[start Records supplied]
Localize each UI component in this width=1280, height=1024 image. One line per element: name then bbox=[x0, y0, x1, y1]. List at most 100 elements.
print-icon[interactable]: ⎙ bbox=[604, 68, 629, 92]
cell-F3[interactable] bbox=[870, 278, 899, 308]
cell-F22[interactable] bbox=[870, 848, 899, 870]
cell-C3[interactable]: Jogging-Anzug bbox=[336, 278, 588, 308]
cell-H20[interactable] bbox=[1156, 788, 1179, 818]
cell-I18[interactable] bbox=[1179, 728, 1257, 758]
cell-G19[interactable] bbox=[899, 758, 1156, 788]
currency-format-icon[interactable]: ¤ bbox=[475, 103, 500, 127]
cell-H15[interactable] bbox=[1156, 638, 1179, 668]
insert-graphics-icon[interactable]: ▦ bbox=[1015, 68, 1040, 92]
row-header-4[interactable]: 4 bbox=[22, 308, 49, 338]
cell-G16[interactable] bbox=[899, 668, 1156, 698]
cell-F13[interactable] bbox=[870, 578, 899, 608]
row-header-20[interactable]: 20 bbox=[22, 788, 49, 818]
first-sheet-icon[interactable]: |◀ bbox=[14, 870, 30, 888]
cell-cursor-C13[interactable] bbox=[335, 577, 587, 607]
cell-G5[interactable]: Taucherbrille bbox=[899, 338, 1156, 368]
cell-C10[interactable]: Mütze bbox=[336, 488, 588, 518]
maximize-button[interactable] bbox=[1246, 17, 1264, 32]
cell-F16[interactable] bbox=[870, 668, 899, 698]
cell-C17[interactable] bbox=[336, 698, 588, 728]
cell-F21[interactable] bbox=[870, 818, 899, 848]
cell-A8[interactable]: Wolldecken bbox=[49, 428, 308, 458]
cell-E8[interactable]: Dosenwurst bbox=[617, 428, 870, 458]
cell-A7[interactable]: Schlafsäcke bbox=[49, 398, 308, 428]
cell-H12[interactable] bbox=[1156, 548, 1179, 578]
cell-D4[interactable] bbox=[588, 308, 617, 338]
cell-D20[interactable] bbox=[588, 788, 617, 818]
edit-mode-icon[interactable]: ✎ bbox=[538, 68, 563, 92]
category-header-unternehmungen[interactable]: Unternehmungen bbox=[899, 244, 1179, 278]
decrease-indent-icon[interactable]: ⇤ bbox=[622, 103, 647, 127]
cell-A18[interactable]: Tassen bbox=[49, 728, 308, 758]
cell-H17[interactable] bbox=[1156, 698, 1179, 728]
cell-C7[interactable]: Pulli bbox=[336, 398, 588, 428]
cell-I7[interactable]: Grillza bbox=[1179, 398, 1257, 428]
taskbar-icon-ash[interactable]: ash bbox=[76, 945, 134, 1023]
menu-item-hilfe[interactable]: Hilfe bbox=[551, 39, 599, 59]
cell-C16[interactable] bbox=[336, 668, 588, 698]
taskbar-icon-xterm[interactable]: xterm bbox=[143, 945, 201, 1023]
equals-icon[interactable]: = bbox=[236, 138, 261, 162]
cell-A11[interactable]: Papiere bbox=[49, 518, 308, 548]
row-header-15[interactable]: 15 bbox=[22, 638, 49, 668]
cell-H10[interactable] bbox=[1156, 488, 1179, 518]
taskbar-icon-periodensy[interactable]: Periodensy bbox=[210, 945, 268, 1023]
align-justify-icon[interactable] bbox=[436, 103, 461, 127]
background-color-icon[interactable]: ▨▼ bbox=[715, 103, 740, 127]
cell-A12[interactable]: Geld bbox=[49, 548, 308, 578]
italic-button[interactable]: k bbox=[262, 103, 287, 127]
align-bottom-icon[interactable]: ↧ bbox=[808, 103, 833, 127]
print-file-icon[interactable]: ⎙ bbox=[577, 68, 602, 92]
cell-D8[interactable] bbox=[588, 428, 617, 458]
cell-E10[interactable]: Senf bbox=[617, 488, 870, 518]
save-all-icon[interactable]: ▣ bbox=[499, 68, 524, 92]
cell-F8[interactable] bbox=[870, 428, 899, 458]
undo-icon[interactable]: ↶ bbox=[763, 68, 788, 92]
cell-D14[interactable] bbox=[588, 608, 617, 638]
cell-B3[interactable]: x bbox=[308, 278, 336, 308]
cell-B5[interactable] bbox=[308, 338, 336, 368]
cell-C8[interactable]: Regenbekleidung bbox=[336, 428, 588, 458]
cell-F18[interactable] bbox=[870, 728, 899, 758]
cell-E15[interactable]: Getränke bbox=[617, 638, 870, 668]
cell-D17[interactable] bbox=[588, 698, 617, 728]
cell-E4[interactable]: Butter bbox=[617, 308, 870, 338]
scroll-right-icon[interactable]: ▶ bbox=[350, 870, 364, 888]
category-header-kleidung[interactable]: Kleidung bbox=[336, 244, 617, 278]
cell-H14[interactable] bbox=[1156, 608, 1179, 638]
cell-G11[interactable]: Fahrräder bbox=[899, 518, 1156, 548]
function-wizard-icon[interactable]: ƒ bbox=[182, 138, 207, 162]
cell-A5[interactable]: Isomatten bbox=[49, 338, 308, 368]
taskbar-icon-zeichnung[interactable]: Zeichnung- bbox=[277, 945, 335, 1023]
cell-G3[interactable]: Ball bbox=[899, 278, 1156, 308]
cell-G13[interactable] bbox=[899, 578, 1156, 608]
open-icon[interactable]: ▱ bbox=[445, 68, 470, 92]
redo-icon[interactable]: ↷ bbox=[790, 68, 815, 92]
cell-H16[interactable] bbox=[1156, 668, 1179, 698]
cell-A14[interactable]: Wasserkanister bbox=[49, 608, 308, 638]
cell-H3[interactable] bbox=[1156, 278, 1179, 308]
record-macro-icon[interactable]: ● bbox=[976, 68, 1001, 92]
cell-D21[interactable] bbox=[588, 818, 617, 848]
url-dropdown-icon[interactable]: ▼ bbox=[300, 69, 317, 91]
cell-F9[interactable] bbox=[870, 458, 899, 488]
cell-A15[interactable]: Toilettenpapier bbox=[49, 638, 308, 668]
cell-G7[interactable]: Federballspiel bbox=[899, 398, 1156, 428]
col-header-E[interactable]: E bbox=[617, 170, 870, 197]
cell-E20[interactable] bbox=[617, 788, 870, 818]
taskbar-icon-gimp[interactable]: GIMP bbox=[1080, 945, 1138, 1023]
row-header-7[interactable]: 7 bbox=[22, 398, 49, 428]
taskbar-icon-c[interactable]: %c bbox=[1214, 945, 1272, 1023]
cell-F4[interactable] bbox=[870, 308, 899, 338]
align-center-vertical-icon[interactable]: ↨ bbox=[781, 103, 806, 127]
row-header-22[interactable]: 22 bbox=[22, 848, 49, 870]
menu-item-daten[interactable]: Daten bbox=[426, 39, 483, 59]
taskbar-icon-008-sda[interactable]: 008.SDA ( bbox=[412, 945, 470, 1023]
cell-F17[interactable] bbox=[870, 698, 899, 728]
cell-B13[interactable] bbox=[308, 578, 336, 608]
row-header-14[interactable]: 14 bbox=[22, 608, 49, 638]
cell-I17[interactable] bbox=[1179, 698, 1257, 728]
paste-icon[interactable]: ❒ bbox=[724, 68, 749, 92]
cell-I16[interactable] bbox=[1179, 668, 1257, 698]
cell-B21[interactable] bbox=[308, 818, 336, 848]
[end Records supplied]
Aim: Update the items above so that every "interactable" reads "clickable", with nothing else changed.

Task solution:
Localize each UI component in this width=1280, height=1024 image. One line per element: name then bbox=[x0, y0, x1, y1]. List at most 100 elements.
print-icon[clickable]: ⎙ bbox=[604, 68, 629, 92]
cell-F3[clickable] bbox=[870, 278, 899, 308]
cell-F22[clickable] bbox=[870, 848, 899, 870]
cell-C3[clickable]: Jogging-Anzug bbox=[336, 278, 588, 308]
cell-H20[clickable] bbox=[1156, 788, 1179, 818]
cell-I18[clickable] bbox=[1179, 728, 1257, 758]
cell-G19[clickable] bbox=[899, 758, 1156, 788]
currency-format-icon[clickable]: ¤ bbox=[475, 103, 500, 127]
cell-H15[clickable] bbox=[1156, 638, 1179, 668]
insert-graphics-icon[clickable]: ▦ bbox=[1015, 68, 1040, 92]
row-header-4[clickable]: 4 bbox=[22, 308, 49, 338]
cell-G16[clickable] bbox=[899, 668, 1156, 698]
cell-F13[clickable] bbox=[870, 578, 899, 608]
row-header-20[clickable]: 20 bbox=[22, 788, 49, 818]
first-sheet-icon[clickable]: |◀ bbox=[14, 870, 30, 888]
cell-cursor-C13[clickable] bbox=[335, 577, 587, 607]
cell-G5[clickable]: Taucherbrille bbox=[899, 338, 1156, 368]
cell-C10[clickable]: Mütze bbox=[336, 488, 588, 518]
maximize-button[clickable] bbox=[1246, 17, 1264, 32]
cell-F16[clickable] bbox=[870, 668, 899, 698]
cell-C17[clickable] bbox=[336, 698, 588, 728]
cell-F21[clickable] bbox=[870, 818, 899, 848]
cell-A8[clickable]: Wolldecken bbox=[49, 428, 308, 458]
cell-E8[clickable]: Dosenwurst bbox=[617, 428, 870, 458]
cell-A7[clickable]: Schlafsäcke bbox=[49, 398, 308, 428]
cell-H12[clickable] bbox=[1156, 548, 1179, 578]
cell-D4[clickable] bbox=[588, 308, 617, 338]
cell-D20[clickable] bbox=[588, 788, 617, 818]
edit-mode-icon[clickable]: ✎ bbox=[538, 68, 563, 92]
category-header-unternehmungen[clickable]: Unternehmungen bbox=[899, 244, 1179, 278]
decrease-indent-icon[clickable]: ⇤ bbox=[622, 103, 647, 127]
cell-A18[clickable]: Tassen bbox=[49, 728, 308, 758]
cell-H17[clickable] bbox=[1156, 698, 1179, 728]
cell-C7[clickable]: Pulli bbox=[336, 398, 588, 428]
cell-I7[clickable]: Grillza bbox=[1179, 398, 1257, 428]
taskbar-icon-ash[clickable]: ash bbox=[76, 945, 134, 1023]
menu-item-hilfe[clickable]: Hilfe bbox=[551, 39, 599, 59]
cell-C16[clickable] bbox=[336, 668, 588, 698]
taskbar-icon-xterm[clickable]: xterm bbox=[143, 945, 201, 1023]
equals-icon[clickable]: = bbox=[236, 138, 261, 162]
cell-A11[clickable]: Papiere bbox=[49, 518, 308, 548]
row-header-15[clickable]: 15 bbox=[22, 638, 49, 668]
cell-H10[clickable] bbox=[1156, 488, 1179, 518]
taskbar-icon-periodensy[clickable]: Periodensy bbox=[210, 945, 268, 1023]
align-justify-icon[clickable] bbox=[436, 103, 461, 127]
background-color-icon[clickable]: ▨▼ bbox=[715, 103, 740, 127]
cell-A12[clickable]: Geld bbox=[49, 548, 308, 578]
italic-button[clickable]: k bbox=[262, 103, 287, 127]
align-bottom-icon[clickable]: ↧ bbox=[808, 103, 833, 127]
print-file-icon[clickable]: ⎙ bbox=[577, 68, 602, 92]
cell-D8[clickable] bbox=[588, 428, 617, 458]
cell-E10[clickable]: Senf bbox=[617, 488, 870, 518]
save-all-icon[clickable]: ▣ bbox=[499, 68, 524, 92]
cell-F8[clickable] bbox=[870, 428, 899, 458]
undo-icon[clickable]: ↶ bbox=[763, 68, 788, 92]
cell-D14[clickable] bbox=[588, 608, 617, 638]
cell-B3[clickable]: x bbox=[308, 278, 336, 308]
cell-B5[clickable] bbox=[308, 338, 336, 368]
cell-C8[clickable]: Regenbekleidung bbox=[336, 428, 588, 458]
cell-F18[clickable] bbox=[870, 728, 899, 758]
cell-E15[clickable]: Getränke bbox=[617, 638, 870, 668]
cell-D17[clickable] bbox=[588, 698, 617, 728]
cell-E4[clickable]: Butter bbox=[617, 308, 870, 338]
scroll-right-icon[clickable]: ▶ bbox=[350, 870, 364, 888]
category-header-kleidung[clickable]: Kleidung bbox=[336, 244, 617, 278]
cell-H14[clickable] bbox=[1156, 608, 1179, 638]
cell-G11[clickable]: Fahrräder bbox=[899, 518, 1156, 548]
function-wizard-icon[clickable]: ƒ bbox=[182, 138, 207, 162]
cell-A5[clickable]: Isomatten bbox=[49, 338, 308, 368]
taskbar-icon-zeichnung[clickable]: Zeichnung- bbox=[277, 945, 335, 1023]
cell-G3[clickable]: Ball bbox=[899, 278, 1156, 308]
cell-G13[clickable] bbox=[899, 578, 1156, 608]
open-icon[clickable]: ▱ bbox=[445, 68, 470, 92]
redo-icon[clickable]: ↷ bbox=[790, 68, 815, 92]
cell-H16[clickable] bbox=[1156, 668, 1179, 698]
cell-A14[clickable]: Wasserkanister bbox=[49, 608, 308, 638]
cell-H3[clickable] bbox=[1156, 278, 1179, 308]
record-macro-icon[clickable]: ● bbox=[976, 68, 1001, 92]
cell-D21[clickable] bbox=[588, 818, 617, 848]
url-dropdown-icon[clickable]: ▼ bbox=[300, 69, 317, 91]
cell-F9[clickable] bbox=[870, 458, 899, 488]
cell-A15[clickable]: Toilettenpapier bbox=[49, 638, 308, 668]
cell-G7[clickable]: Federballspiel bbox=[899, 398, 1156, 428]
col-header-E[clickable]: E bbox=[617, 170, 870, 197]
cell-E20[clickable] bbox=[617, 788, 870, 818]
taskbar-icon-gimp[clickable]: GIMP bbox=[1080, 945, 1138, 1023]
row-header-7[clickable]: 7 bbox=[22, 398, 49, 428]
taskbar-icon-c[clickable]: %c bbox=[1214, 945, 1272, 1023]
cell-F4[clickable] bbox=[870, 308, 899, 338]
align-center-vertical-icon[clickable]: ↨ bbox=[781, 103, 806, 127]
row-header-22[clickable]: 22 bbox=[22, 848, 49, 870]
menu-item-daten[clickable]: Daten bbox=[426, 39, 483, 59]
taskbar-icon-008-sda[clickable]: 008.SDA ( bbox=[412, 945, 470, 1023]
cell-F17[clickable] bbox=[870, 698, 899, 728]
cell-B13[clickable] bbox=[308, 578, 336, 608]
row-header-14[clickable]: 14 bbox=[22, 608, 49, 638]
cell-I17[clickable] bbox=[1179, 698, 1257, 728]
paste-icon[clickable]: ❒ bbox=[724, 68, 749, 92]
cell-I16[clickable] bbox=[1179, 668, 1257, 698]
cell-B21[clickable] bbox=[308, 818, 336, 848]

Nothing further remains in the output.